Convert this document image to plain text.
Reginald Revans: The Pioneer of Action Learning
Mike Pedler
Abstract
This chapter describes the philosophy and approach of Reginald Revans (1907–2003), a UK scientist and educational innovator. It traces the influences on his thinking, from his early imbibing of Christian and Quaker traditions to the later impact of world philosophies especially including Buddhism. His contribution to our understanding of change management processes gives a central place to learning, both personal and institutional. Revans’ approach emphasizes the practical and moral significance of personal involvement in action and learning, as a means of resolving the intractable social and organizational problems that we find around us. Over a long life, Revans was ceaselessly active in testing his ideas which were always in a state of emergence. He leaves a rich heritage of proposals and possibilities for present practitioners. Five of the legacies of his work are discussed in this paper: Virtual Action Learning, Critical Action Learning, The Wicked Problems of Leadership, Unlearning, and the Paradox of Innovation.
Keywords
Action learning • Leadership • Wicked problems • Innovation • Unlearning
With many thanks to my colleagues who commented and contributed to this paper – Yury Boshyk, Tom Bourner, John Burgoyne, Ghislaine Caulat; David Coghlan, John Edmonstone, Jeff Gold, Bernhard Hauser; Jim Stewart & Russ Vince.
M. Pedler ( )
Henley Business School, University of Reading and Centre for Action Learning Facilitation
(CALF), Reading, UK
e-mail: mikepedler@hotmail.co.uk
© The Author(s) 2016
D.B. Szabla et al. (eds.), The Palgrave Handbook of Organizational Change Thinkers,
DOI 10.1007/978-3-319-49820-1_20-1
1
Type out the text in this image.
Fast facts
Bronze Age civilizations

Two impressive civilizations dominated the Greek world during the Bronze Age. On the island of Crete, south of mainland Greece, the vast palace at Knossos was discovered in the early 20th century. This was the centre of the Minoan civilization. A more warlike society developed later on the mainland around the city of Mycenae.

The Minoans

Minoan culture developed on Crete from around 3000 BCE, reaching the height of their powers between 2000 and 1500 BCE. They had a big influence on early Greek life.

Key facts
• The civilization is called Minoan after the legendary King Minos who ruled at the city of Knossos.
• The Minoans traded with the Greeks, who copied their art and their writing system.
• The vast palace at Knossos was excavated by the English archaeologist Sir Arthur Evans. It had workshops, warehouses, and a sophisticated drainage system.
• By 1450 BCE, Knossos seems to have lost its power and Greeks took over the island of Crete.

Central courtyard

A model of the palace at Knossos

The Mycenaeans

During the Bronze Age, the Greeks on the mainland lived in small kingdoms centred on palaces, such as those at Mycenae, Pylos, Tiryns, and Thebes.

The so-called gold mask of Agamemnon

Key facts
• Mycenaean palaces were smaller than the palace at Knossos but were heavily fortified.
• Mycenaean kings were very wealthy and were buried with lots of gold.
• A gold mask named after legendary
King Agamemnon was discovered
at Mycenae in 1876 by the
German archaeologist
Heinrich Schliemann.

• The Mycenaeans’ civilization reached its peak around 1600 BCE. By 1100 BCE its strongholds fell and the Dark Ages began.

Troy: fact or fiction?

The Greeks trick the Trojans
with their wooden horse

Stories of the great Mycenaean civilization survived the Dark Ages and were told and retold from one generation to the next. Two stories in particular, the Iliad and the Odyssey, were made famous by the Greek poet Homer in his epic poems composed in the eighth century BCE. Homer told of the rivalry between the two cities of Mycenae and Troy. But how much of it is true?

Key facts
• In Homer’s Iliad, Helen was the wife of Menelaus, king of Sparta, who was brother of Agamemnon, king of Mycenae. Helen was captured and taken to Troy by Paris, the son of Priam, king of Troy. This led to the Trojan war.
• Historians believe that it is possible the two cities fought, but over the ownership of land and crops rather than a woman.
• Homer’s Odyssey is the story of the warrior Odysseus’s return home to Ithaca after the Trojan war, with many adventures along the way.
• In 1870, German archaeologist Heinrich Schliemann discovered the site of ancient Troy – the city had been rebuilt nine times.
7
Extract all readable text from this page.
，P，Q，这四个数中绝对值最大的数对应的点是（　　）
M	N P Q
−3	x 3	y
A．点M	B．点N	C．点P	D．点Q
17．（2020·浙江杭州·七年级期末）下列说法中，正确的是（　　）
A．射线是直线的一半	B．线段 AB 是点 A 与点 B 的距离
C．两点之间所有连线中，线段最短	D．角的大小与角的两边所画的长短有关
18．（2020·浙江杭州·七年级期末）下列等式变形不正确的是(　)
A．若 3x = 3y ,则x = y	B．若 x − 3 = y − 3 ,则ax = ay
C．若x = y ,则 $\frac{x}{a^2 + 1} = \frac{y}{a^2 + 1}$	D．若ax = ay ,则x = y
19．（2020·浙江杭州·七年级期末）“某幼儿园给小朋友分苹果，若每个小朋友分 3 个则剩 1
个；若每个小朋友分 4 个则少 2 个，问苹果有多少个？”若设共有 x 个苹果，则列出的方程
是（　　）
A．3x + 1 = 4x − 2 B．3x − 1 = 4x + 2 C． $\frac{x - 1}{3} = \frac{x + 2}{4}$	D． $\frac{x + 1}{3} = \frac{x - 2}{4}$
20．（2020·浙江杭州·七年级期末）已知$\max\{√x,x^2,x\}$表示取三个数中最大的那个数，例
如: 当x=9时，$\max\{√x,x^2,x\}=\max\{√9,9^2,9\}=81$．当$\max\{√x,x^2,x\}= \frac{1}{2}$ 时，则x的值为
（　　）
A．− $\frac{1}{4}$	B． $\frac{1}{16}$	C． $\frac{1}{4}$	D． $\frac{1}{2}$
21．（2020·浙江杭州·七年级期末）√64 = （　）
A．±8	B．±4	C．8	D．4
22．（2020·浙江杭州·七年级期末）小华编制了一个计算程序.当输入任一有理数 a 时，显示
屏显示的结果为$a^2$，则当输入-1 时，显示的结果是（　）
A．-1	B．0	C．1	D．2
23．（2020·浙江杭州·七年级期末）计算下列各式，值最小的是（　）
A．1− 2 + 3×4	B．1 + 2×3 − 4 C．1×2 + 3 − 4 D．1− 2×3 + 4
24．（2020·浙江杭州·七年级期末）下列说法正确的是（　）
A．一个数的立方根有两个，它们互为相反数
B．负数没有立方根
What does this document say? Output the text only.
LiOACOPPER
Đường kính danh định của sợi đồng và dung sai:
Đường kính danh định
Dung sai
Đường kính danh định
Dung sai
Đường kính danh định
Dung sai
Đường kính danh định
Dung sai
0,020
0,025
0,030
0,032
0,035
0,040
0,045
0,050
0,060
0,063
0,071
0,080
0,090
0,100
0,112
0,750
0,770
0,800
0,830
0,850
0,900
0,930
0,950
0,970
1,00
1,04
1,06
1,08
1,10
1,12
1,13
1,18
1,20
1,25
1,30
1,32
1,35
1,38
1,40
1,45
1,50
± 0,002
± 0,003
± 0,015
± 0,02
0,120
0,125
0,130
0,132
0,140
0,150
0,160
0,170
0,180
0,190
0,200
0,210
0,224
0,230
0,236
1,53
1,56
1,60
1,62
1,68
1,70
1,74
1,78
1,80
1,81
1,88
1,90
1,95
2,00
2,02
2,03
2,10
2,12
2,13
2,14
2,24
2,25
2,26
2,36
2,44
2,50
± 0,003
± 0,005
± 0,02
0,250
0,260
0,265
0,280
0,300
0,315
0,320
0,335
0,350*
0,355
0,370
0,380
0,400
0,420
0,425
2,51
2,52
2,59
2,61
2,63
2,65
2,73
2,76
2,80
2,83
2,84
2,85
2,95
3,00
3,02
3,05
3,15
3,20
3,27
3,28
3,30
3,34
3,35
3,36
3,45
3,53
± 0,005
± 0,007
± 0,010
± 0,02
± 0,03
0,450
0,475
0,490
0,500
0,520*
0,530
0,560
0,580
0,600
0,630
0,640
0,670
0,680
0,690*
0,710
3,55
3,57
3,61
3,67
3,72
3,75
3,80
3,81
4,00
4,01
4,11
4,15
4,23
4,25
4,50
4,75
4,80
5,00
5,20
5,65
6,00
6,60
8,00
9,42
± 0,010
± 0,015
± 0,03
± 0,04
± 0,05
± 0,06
※
## What is required
Report the number of lines in the listing that include the string "many"; give nothing but the number.

## Task answer
2